Available data:

● ● ● ●

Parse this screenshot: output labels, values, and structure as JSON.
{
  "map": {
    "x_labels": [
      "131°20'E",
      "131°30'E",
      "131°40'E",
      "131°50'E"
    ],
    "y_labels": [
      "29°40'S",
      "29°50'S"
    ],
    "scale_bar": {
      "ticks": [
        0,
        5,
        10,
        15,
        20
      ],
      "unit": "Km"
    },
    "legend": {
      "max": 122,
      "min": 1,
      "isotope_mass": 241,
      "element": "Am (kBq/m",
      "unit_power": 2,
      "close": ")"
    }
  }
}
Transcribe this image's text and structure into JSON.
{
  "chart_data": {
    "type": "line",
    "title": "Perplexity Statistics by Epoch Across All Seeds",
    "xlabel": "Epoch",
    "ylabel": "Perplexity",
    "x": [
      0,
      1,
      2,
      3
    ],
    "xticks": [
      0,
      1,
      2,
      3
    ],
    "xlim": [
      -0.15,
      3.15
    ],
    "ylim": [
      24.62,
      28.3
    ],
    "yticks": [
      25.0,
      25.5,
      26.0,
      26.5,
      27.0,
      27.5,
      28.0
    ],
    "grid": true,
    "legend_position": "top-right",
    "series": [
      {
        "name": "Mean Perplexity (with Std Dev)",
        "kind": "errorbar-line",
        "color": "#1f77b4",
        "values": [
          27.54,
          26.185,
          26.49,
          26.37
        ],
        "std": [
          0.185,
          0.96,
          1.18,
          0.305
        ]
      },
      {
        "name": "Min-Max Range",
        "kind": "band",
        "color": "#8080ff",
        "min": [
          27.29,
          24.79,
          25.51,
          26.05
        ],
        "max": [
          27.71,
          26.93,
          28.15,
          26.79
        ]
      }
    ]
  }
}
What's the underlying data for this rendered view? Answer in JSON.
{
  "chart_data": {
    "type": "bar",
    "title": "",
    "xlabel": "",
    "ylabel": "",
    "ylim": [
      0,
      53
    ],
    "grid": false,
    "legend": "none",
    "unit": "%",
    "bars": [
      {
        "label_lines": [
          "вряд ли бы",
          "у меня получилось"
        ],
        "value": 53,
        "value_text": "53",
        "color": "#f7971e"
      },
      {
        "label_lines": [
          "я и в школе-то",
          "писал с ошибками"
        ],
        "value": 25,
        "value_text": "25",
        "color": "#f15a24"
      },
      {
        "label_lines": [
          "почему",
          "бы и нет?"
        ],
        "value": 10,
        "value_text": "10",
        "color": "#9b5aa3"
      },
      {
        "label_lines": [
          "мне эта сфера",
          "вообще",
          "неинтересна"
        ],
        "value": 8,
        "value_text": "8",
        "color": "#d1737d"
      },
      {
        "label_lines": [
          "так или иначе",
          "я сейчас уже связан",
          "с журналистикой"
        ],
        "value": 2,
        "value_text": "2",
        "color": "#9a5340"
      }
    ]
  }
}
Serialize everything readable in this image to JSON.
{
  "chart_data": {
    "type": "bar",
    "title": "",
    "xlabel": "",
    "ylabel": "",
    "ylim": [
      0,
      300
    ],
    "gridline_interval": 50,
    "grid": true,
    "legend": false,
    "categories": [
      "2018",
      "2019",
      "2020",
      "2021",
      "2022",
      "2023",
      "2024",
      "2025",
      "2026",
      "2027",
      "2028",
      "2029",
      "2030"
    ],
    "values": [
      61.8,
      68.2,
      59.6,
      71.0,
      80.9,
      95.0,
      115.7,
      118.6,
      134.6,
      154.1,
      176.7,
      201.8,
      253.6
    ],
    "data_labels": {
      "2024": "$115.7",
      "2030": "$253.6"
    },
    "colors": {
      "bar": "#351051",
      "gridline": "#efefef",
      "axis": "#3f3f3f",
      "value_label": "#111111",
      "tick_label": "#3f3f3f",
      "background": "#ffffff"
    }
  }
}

● ● ● ●

Task: Write out all of the records above exactly as they appear.

Task solution:
Parse this screenshot: output labels, values, and structure as JSON.
{
  "map": {
    "x_labels": [
      "131°20'E",
      "131°30'E",
      "131°40'E",
      "131°50'E"
    ],
    "y_labels": [
      "29°40'S",
      "29°50'S"
    ],
    "scale_bar": {
      "ticks": [
        0,
        5,
        10,
        15,
        20
      ],
      "unit": "Km"
    },
    "legend": {
      "max": 122,
      "min": 1,
      "isotope_mass": 241,
      "element": "Am (kBq/m",
      "unit_power": 2,
      "close": ")"
    }
  }
}
Transcribe this image's text and structure into JSON.
{
  "chart_data": {
    "type": "line",
    "title": "Perplexity Statistics by Epoch Across All Seeds",
    "xlabel": "Epoch",
    "ylabel": "Perplexity",
    "x": [
      0,
      1,
      2,
      3
    ],
    "xticks": [
      0,
      1,
      2,
      3
    ],
    "xlim": [
      -0.15,
      3.15
    ],
    "ylim": [
      24.62,
      28.3
    ],
    "yticks": [
      25.0,
      25.5,
      26.0,
      26.5,
      27.0,
      27.5,
      28.0
    ],
    "grid": true,
    "legend_position": "top-right",
    "series": [
      {
        "name": "Mean Perplexity (with Std Dev)",
        "kind": "errorbar-line",
        "color": "#1f77b4",
        "values": [
          27.54,
          26.185,
          26.49,
          26.37
        ],
        "std": [
          0.185,
          0.96,
          1.18,
          0.305
        ]
      },
      {
        "name": "Min-Max Range",
        "kind": "band",
        "color": "#8080ff",
        "min": [
          27.29,
          24.79,
          25.51,
          26.05
        ],
        "max": [
          27.71,
          26.93,
          28.15,
          26.79
        ]
      }
    ]
  }
}
What's the underlying data for this rendered view? Answer in JSON.
{
  "chart_data": {
    "type": "bar",
    "title": "",
    "xlabel": "",
    "ylabel": "",
    "ylim": [
      0,
      53
    ],
    "grid": false,
    "legend": "none",
    "unit": "%",
    "bars": [
      {
        "label_lines": [
          "вряд ли бы",
          "у меня получилось"
        ],
        "value": 53,
        "value_text": "53",
        "color": "#f7971e"
      },
      {
        "label_lines": [
          "я и в школе-то",
          "писал с ошибками"
        ],
        "value": 25,
        "value_text": "25",
        "color": "#f15a24"
      },
      {
        "label_lines": [
          "почему",
          "бы и нет?"
        ],
        "value": 10,
        "value_text": "10",
        "color": "#9b5aa3"
      },
      {
        "label_lines": [
          "мне эта сфера",
          "вообще",
          "неинтересна"
        ],
        "value": 8,
        "value_text": "8",
        "color": "#d1737d"
      },
      {
        "label_lines": [
          "так или иначе",
          "я сейчас уже связан",
          "с журналистикой"
        ],
        "value": 2,
        "value_text": "2",
        "color": "#9a5340"
      }
    ]
  }
}
Serialize everything readable in this image to JSON.
{
  "chart_data": {
    "type": "bar",
    "title": "",
    "xlabel": "",
    "ylabel": "",
    "ylim": [
      0,
      300
    ],
    "gridline_interval": 50,
    "grid": true,
    "legend": false,
    "categories": [
      "2018",
      "2019",
      "2020",
      "2021",
      "2022",
      "2023",
      "2024",
      "2025",
      "2026",
      "2027",
      "2028",
      "2029",
      "2030"
    ],
    "values": [
      61.8,
      68.2,
      59.6,
      71.0,
      80.9,
      95.0,
      115.7,
      118.6,
      134.6,
      154.1,
      176.7,
      201.8,
      253.6
    ],
    "data_labels": {
      "2024": "$115.7",
      "2030": "$253.6"
    },
    "colors": {
      "bar": "#351051",
      "gridline": "#efefef",
      "axis": "#3f3f3f",
      "value_label": "#111111",
      "tick_label": "#3f3f3f",
      "background": "#ffffff"
    }
  }
}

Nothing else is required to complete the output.